What this task involves: Answer with the number of lines in the listing below that contain the word "name", and nothing else.

____

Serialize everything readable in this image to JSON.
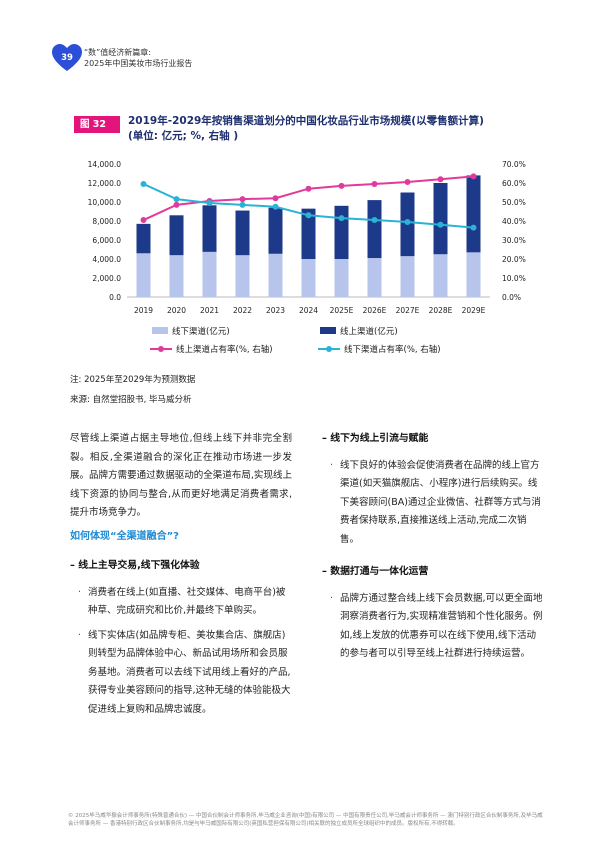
{
  "header": {
    "page_number": "39",
    "line1": "“数”值经济新篇章:",
    "line2": "2025年中国美妆市场行业报告"
  },
  "figure": {
    "tag": "图 32",
    "title_line1": "2019年-2029年按销售渠道划分的中国化妆品行业市场规模(以零售额计算)",
    "title_line2": "(单位: 亿元; %, 右轴 )"
  },
  "chart_data": {
    "type": "bar",
    "categories": [
      "2019",
      "2020",
      "2021",
      "2022",
      "2023",
      "2024",
      "2025E",
      "2026E",
      "2027E",
      "2028E",
      "2029E"
    ],
    "series": [
      {
        "name": "线下渠道(亿元)",
        "kind": "stacked-bar",
        "values": [
          4600,
          4400,
          4750,
          4400,
          4550,
          4000,
          4000,
          4100,
          4300,
          4500,
          4700
        ]
      },
      {
        "name": "线上渠道(亿元)",
        "kind": "stacked-bar",
        "values": [
          3100,
          4200,
          4900,
          4700,
          4850,
          5300,
          5600,
          6100,
          6700,
          7500,
          8100
        ]
      },
      {
        "name": "线上渠道占有率(%, 右轴)",
        "kind": "line",
        "values": [
          40.5,
          48.5,
          50.5,
          51.5,
          52.0,
          57.0,
          58.5,
          59.5,
          60.5,
          62.0,
          63.5
        ]
      },
      {
        "name": "线下渠道占有率(%, 右轴)",
        "kind": "line",
        "values": [
          59.5,
          51.5,
          49.5,
          48.5,
          47.5,
          43.0,
          41.5,
          40.5,
          39.5,
          38.0,
          36.5
        ]
      }
    ],
    "ylim": [
      0,
      14000
    ],
    "y2lim": [
      0,
      70
    ],
    "yticks": [
      "0.0",
      "2,000.0",
      "4,000.0",
      "6,000.0",
      "8,000.0",
      "10,000.0",
      "12,000.0",
      "14,000.0"
    ],
    "y2ticks": [
      "0.0%",
      "10.0%",
      "20.0%",
      "30.0%",
      "40.0%",
      "50.0%",
      "60.0%",
      "70.0%"
    ],
    "colors": {
      "offline_bar": "#b7c5ec",
      "online_bar": "#1d3a8a",
      "online_share": "#e03a9c",
      "offline_share": "#2bb3d6"
    },
    "legend_position": "bottom"
  },
  "notes": {
    "note": "注: 2025年至2029年为预测数据",
    "source": "来源: 自然堂招股书, 毕马威分析"
  },
  "left_column": {
    "lead": "尽管线上渠道占据主导地位,但线上线下并非完全割裂。相反,全渠道融合的深化正在推动市场进一步发展。品牌方需要通过数据驱动的全渠道布局,实现线上线下资源的协同与整合,从而更好地满足消费者需求,提升市场竞争力。",
    "question": "如何体现“全渠道融合”?",
    "heading": "–  线上主导交易,线下强化体验",
    "bullet1": "消费者在线上(如直播、社交媒体、电商平台)被种草、完成研究和比价,并最终下单购买。",
    "bullet2": "线下实体店(如品牌专柜、美妆集合店、旗舰店)则转型为品牌体验中心、新品试用场所和会员服务基地。消费者可以去线下试用线上看好的产品,获得专业美容顾问的指导,这种无缝的体验能极大促进线上复购和品牌忠诚度。"
  },
  "right_column": {
    "heading1": "–  线下为线上引流与赋能",
    "bullet1": "线下良好的体验会促使消费者在品牌的线上官方渠道(如天猫旗舰店、小程序)进行后续购买。线下美容顾问(BA)通过企业微信、社群等方式与消费者保持联系,直接推送线上活动,完成二次销售。",
    "heading2": "–  数据打通与一体化运营",
    "bullet2": "品牌方通过整合线上线下会员数据,可以更全面地洞察消费者行为,实现精准营销和个性化服务。例如,线上发放的优惠券可以在线下使用,线下活动的参与者可以引导至线上社群进行持续运营。"
  },
  "footer": "© 2025毕马威华振会计师事务所(特殊普通合伙) — 中国合伙制会计师事务所,毕马威企业咨询(中国)有限公司 — 中国有限责任公司,毕马威会计师事务所 — 澳门特别行政区合伙制事务所,及毕马威会计师事务所 — 香港特别行政区合伙制事务所,均是与毕马威国际有限公司(英国私营担保有限公司)相关联的独立成员所全球组织中的成员。版权所有,不得转载。"
}
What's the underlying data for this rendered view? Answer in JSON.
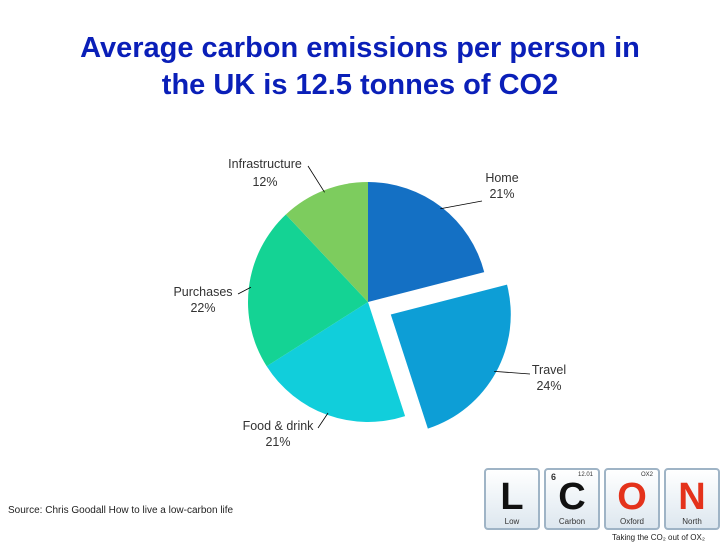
{
  "title": {
    "line1": "Average carbon emissions per person in",
    "line2": "the UK is 12.5 tonnes of CO2"
  },
  "chart_data": {
    "type": "pie",
    "slices": [
      {
        "name": "Home",
        "value": 21,
        "label": "21%",
        "color": "#1470c4",
        "exploded": false
      },
      {
        "name": "Travel",
        "value": 24,
        "label": "24%",
        "color": "#0d9ed6",
        "exploded": true
      },
      {
        "name": "Food & drink",
        "value": 21,
        "label": "21%",
        "color": "#11cedb",
        "exploded": false
      },
      {
        "name": "Purchases",
        "value": 22,
        "label": "22%",
        "color": "#14d394",
        "exploded": false
      },
      {
        "name": "Infrastructure",
        "value": 12,
        "label": "12%",
        "color": "#7dcc5e",
        "exploded": false
      }
    ]
  },
  "source": "Source: Chris Goodall How to live a low-carbon life",
  "logo": {
    "tiles": [
      {
        "symbol": "L",
        "word": "Low",
        "number": "",
        "mass": "",
        "color": "#111111"
      },
      {
        "symbol": "C",
        "word": "Carbon",
        "number": "6",
        "mass": "12.01",
        "color": "#111111"
      },
      {
        "symbol": "O",
        "word": "Oxford",
        "number": "",
        "mass": "OX2",
        "color": "#e4321b"
      },
      {
        "symbol": "N",
        "word": "North",
        "number": "",
        "mass": "",
        "color": "#e4321b"
      }
    ],
    "tagline": "Taking the CO₂ out of OX₂"
  }
}
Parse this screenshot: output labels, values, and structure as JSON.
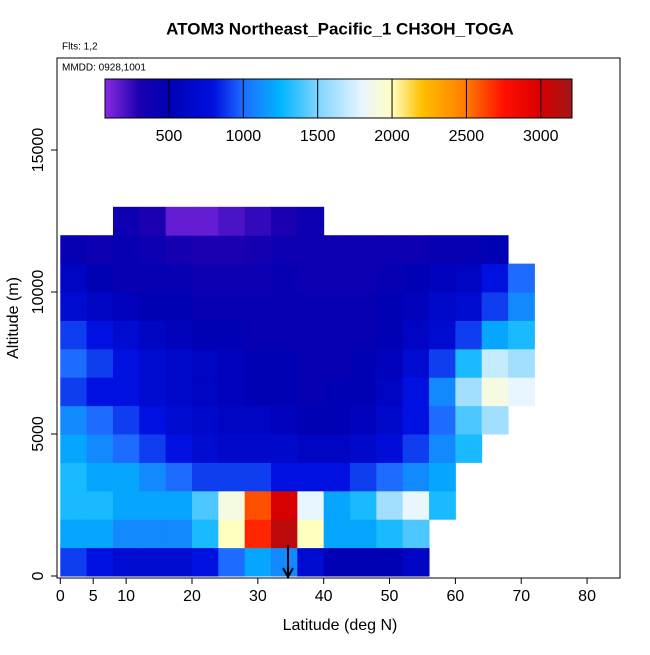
{
  "chart_data": {
    "type": "heatmap",
    "title": "ATOM3 Northeast_Pacific_1 CH3OH_TOGA",
    "annotations": [
      "Flts: 1,2",
      "MMDD: 0928,1001"
    ],
    "xlabel": "Latitude (deg N)",
    "ylabel": "Altitude (m)",
    "xlim": [
      -0.5,
      85
    ],
    "ylim": [
      -70,
      18240
    ],
    "xticks": [
      0,
      5,
      10,
      20,
      30,
      40,
      50,
      60,
      70,
      80
    ],
    "yticks": [
      0,
      5000,
      10000,
      15000
    ],
    "x_bins": [
      0,
      4,
      8,
      12,
      16,
      20,
      24,
      28,
      32,
      36,
      40,
      44,
      48,
      52,
      56,
      60,
      64,
      68,
      72
    ],
    "y_bins": [
      0,
      1000,
      2000,
      3000,
      4000,
      5000,
      6000,
      7000,
      8000,
      9000,
      10000,
      11000,
      12000,
      13000
    ],
    "values": [
      [
        900,
        800,
        700,
        700,
        700,
        800,
        1000,
        1200,
        1100,
        700,
        500,
        500,
        500,
        600,
        null,
        null,
        null,
        null
      ],
      [
        1200,
        1200,
        1100,
        1100,
        1100,
        1300,
        2000,
        2700,
        3100,
        2000,
        1200,
        1200,
        1300,
        1400,
        null,
        null,
        null,
        null
      ],
      [
        1300,
        1300,
        1200,
        1200,
        1200,
        1400,
        1900,
        2600,
        3000,
        1800,
        1200,
        1300,
        1600,
        1800,
        1300,
        null,
        null,
        null
      ],
      [
        1300,
        1200,
        1200,
        1100,
        1000,
        900,
        900,
        900,
        800,
        800,
        800,
        900,
        1000,
        1100,
        1200,
        null,
        null,
        null
      ],
      [
        1200,
        1100,
        1000,
        900,
        800,
        700,
        650,
        650,
        650,
        600,
        600,
        650,
        750,
        900,
        1100,
        1300,
        null,
        null
      ],
      [
        1100,
        1000,
        900,
        800,
        700,
        650,
        600,
        600,
        550,
        500,
        500,
        550,
        650,
        800,
        1000,
        1400,
        1600,
        null
      ],
      [
        900,
        800,
        800,
        700,
        650,
        600,
        550,
        500,
        500,
        450,
        500,
        500,
        600,
        800,
        1100,
        1600,
        1900,
        1800
      ],
      [
        1000,
        900,
        800,
        700,
        650,
        600,
        550,
        500,
        500,
        450,
        450,
        500,
        550,
        700,
        900,
        1300,
        1700,
        1600
      ],
      [
        900,
        800,
        700,
        600,
        550,
        500,
        500,
        450,
        450,
        450,
        450,
        450,
        500,
        600,
        700,
        900,
        1200,
        1300
      ],
      [
        700,
        600,
        550,
        500,
        500,
        450,
        450,
        450,
        450,
        450,
        450,
        450,
        500,
        550,
        650,
        700,
        900,
        1100
      ],
      [
        600,
        500,
        450,
        450,
        450,
        400,
        400,
        400,
        450,
        400,
        400,
        400,
        450,
        500,
        550,
        600,
        800,
        1000
      ],
      [
        450,
        400,
        450,
        400,
        350,
        300,
        300,
        350,
        400,
        400,
        400,
        400,
        400,
        400,
        450,
        450,
        500,
        null
      ],
      [
        null,
        null,
        400,
        300,
        150,
        150,
        200,
        250,
        300,
        400,
        null,
        null,
        null,
        null,
        null,
        null,
        null,
        null
      ]
    ],
    "colorbar": {
      "lim": [
        70,
        3210
      ],
      "ticks": [
        500,
        1000,
        1500,
        2000,
        2500,
        3000
      ],
      "stops": [
        [
          70,
          "#8a2be2"
        ],
        [
          300,
          "#1a00b0"
        ],
        [
          500,
          "#0000b4"
        ],
        [
          800,
          "#0010e0"
        ],
        [
          1000,
          "#1e6cff"
        ],
        [
          1250,
          "#00b4ff"
        ],
        [
          1500,
          "#7fd4ff"
        ],
        [
          1800,
          "#e8f6ff"
        ],
        [
          2000,
          "#ffffc0"
        ],
        [
          2200,
          "#ffc000"
        ],
        [
          2500,
          "#ff7a00"
        ],
        [
          2750,
          "#ff1000"
        ],
        [
          3000,
          "#d80000"
        ],
        [
          3210,
          "#a01818"
        ]
      ]
    }
  }
}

____

Exercise solution: 9